* BEGIN Data records *
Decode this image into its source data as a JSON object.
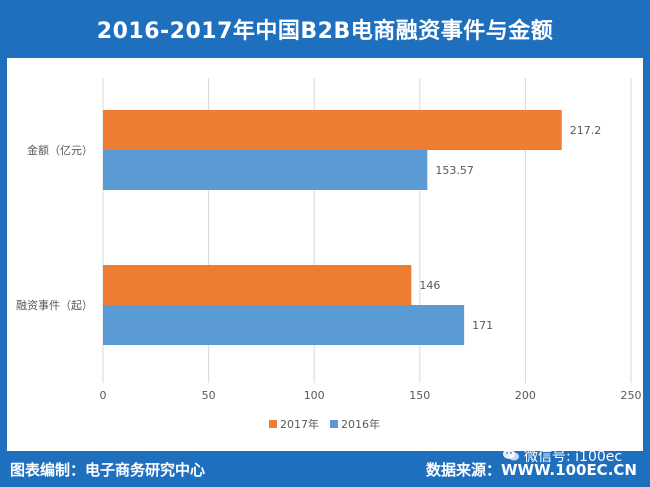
{
  "title": "2016-2017年中国B2B电商融资事件与金额",
  "footer": {
    "compiled_by": "图表编制：电子商务研究中心",
    "source_label": "数据来源：",
    "source_url": "WWW.100EC.CN"
  },
  "watermark": {
    "text": "微信号: i100ec",
    "icon": "wechat-icon"
  },
  "colors": {
    "frame": "#1f6fbf",
    "series_2017": "#ed7d31",
    "series_2016": "#5b9bd5",
    "grid": "#d9d9d9",
    "text": "#595959"
  },
  "chart_data": {
    "type": "bar",
    "orientation": "horizontal",
    "categories": [
      "金额（亿元）",
      "融资事件（起）"
    ],
    "series": [
      {
        "name": "2017年",
        "values": [
          217.2,
          146
        ],
        "labels": [
          "217.2",
          "146"
        ]
      },
      {
        "name": "2016年",
        "values": [
          153.57,
          171
        ],
        "labels": [
          "153.57",
          "171"
        ]
      }
    ],
    "xlim": [
      0,
      250
    ],
    "xticks": [
      "0",
      "50",
      "100",
      "150",
      "200",
      "250"
    ],
    "grid": true,
    "legend": "bottom"
  }
}
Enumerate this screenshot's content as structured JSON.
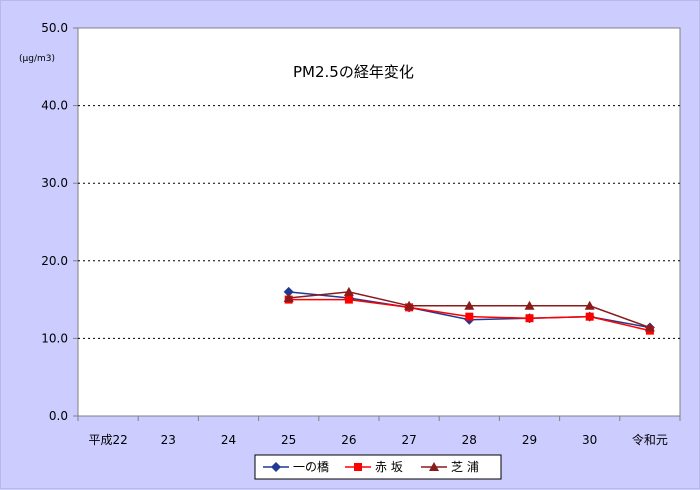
{
  "chart_data": {
    "type": "line",
    "title": "PM2.5の経年変化",
    "unit_label": "(μg/m3)",
    "categories": [
      "平成22",
      "23",
      "24",
      "25",
      "26",
      "27",
      "28",
      "29",
      "30",
      "令和元"
    ],
    "ylim": [
      0,
      50
    ],
    "yticks": [
      "0.0",
      "10.0",
      "20.0",
      "30.0",
      "40.0",
      "50.0"
    ],
    "grid": "horizontal dotted",
    "legend_position": "bottom",
    "series": [
      {
        "name": "一の橋",
        "color": "#1f3a93",
        "marker": "diamond",
        "values": [
          null,
          null,
          null,
          16.0,
          15.2,
          14.0,
          12.4,
          12.6,
          12.8,
          11.4
        ]
      },
      {
        "name": "赤 坂",
        "color": "#ff0000",
        "marker": "square",
        "values": [
          null,
          null,
          null,
          15.0,
          15.0,
          14.0,
          12.8,
          12.6,
          12.8,
          11.0
        ]
      },
      {
        "name": "芝 浦",
        "color": "#8b1a1a",
        "marker": "triangle",
        "values": [
          null,
          null,
          null,
          15.2,
          16.0,
          14.2,
          14.2,
          14.2,
          14.2,
          11.4
        ]
      }
    ]
  }
}
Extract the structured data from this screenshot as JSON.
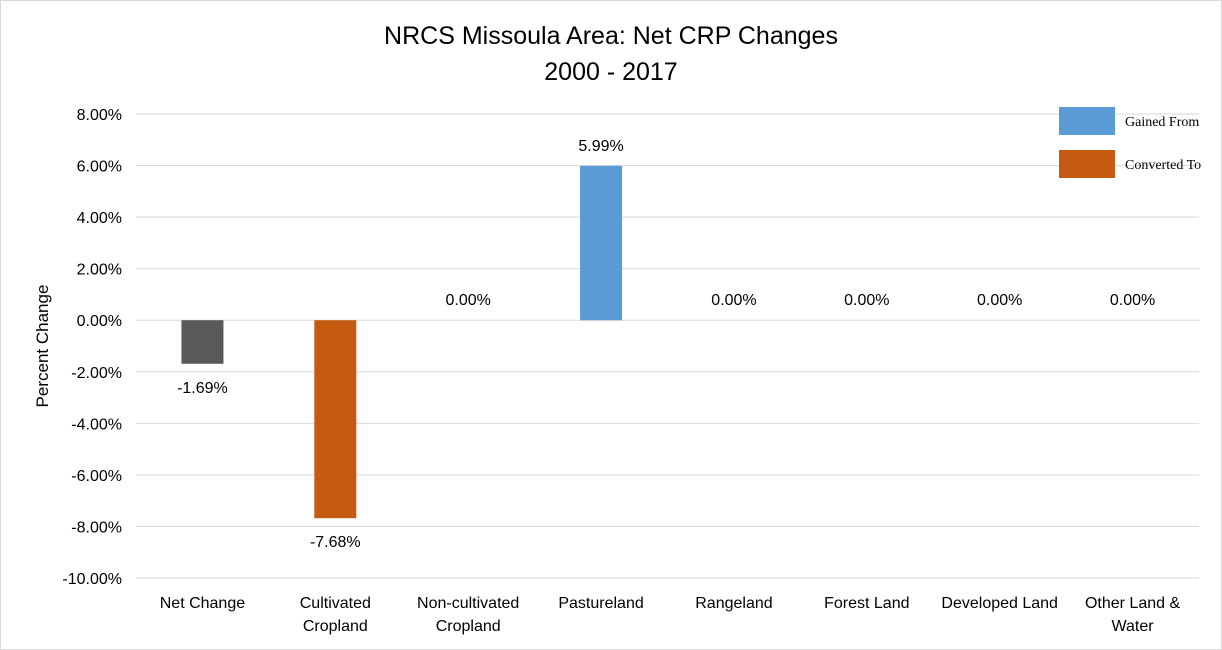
* END Data records *
## Written request
Scan the material above and determine how many lines include the word "marker"; report only the number.

## Reply
3